Collected data:
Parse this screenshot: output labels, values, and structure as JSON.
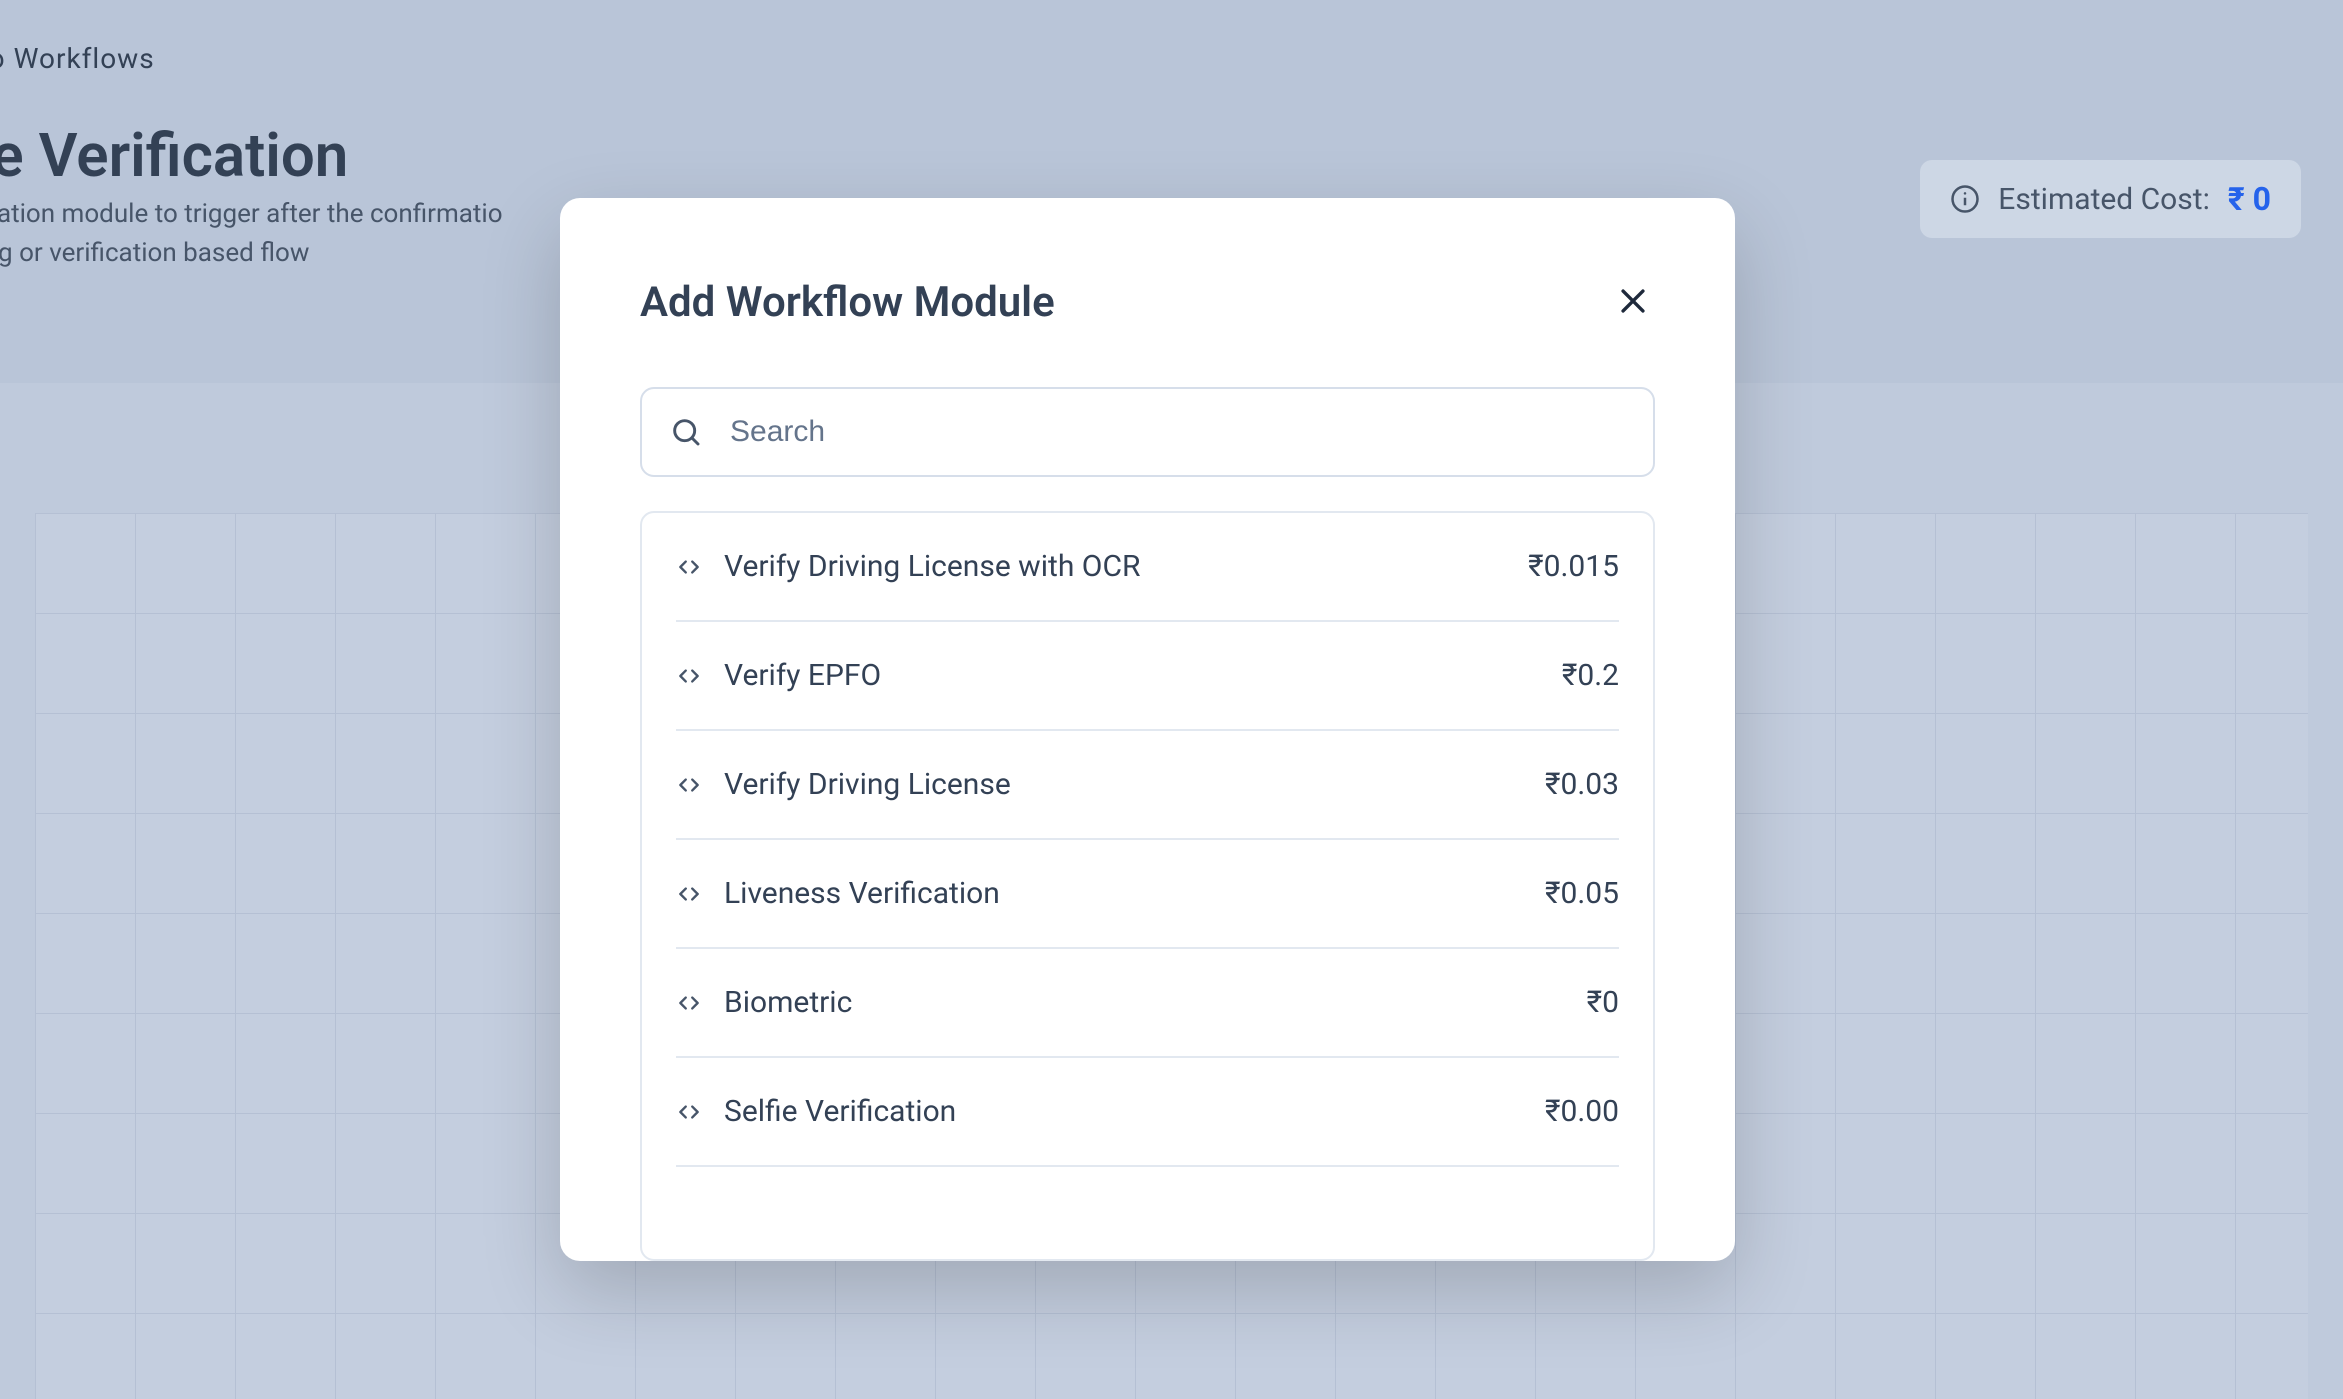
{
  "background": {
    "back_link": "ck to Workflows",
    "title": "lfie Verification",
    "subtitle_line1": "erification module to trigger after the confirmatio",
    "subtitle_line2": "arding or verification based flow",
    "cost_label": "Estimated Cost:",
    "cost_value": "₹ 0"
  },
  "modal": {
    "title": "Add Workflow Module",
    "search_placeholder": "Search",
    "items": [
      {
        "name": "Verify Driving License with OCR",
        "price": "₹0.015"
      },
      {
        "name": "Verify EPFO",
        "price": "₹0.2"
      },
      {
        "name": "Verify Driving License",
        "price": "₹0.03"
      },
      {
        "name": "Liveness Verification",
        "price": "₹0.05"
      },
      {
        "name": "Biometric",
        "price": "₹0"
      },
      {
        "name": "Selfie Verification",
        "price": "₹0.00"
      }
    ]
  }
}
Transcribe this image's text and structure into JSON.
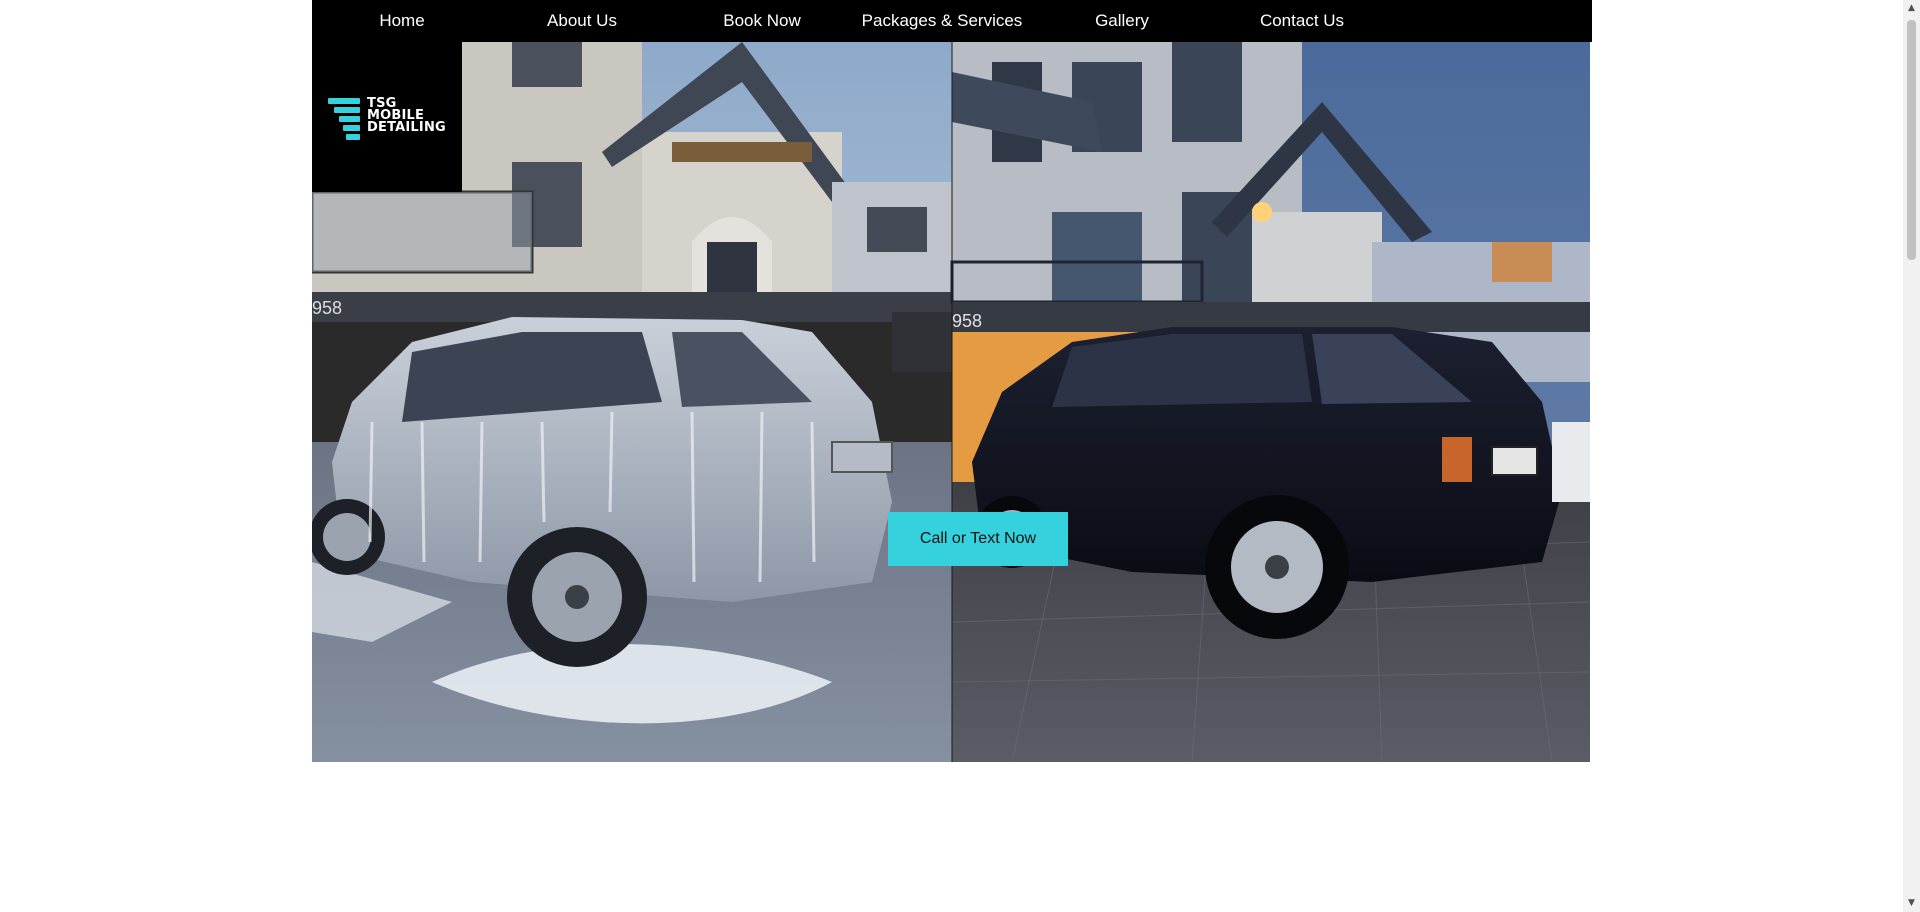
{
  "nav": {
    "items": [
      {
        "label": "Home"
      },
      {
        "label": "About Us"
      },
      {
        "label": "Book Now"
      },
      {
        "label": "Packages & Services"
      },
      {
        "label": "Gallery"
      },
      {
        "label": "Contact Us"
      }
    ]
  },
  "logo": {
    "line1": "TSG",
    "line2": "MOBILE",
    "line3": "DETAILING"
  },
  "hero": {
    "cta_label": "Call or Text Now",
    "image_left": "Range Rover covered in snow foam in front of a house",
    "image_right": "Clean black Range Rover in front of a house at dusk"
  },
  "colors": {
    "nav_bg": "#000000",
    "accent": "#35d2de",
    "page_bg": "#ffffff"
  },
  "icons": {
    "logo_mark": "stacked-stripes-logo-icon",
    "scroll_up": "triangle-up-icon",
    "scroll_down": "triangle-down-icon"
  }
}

(What you are asked to do) From the records given above, reproduce all text exactly and exclude each picture.

(Result of the task)
Parse this screenshot: output labels, values, and structure as JSON.
{
  "background": {
    "back_link": "ck to Workflows",
    "title": "lfie Verification",
    "subtitle_line1": "erification module to trigger after the confirmatio",
    "subtitle_line2": "arding or verification based flow",
    "cost_label": "Estimated Cost:",
    "cost_value": "₹ 0"
  },
  "modal": {
    "title": "Add Workflow Module",
    "search_placeholder": "Search",
    "items": [
      {
        "name": "Verify Driving License with OCR",
        "price": "₹0.015"
      },
      {
        "name": "Verify EPFO",
        "price": "₹0.2"
      },
      {
        "name": "Verify Driving License",
        "price": "₹0.03"
      },
      {
        "name": "Liveness Verification",
        "price": "₹0.05"
      },
      {
        "name": "Biometric",
        "price": "₹0"
      },
      {
        "name": "Selfie Verification",
        "price": "₹0.00"
      }
    ]
  }
}
Transcribe this image's text and structure into JSON.
{
  "nav": {
    "items": [
      {
        "label": "Home"
      },
      {
        "label": "About Us"
      },
      {
        "label": "Book Now"
      },
      {
        "label": "Packages & Services"
      },
      {
        "label": "Gallery"
      },
      {
        "label": "Contact Us"
      }
    ]
  },
  "logo": {
    "line1": "TSG",
    "line2": "MOBILE",
    "line3": "DETAILING"
  },
  "hero": {
    "cta_label": "Call or Text Now",
    "image_left": "Range Rover covered in snow foam in front of a house",
    "image_right": "Clean black Range Rover in front of a house at dusk"
  },
  "colors": {
    "nav_bg": "#000000",
    "accent": "#35d2de",
    "page_bg": "#ffffff"
  },
  "icons": {
    "logo_mark": "stacked-stripes-logo-icon",
    "scroll_up": "triangle-up-icon",
    "scroll_down": "triangle-down-icon"
  }
}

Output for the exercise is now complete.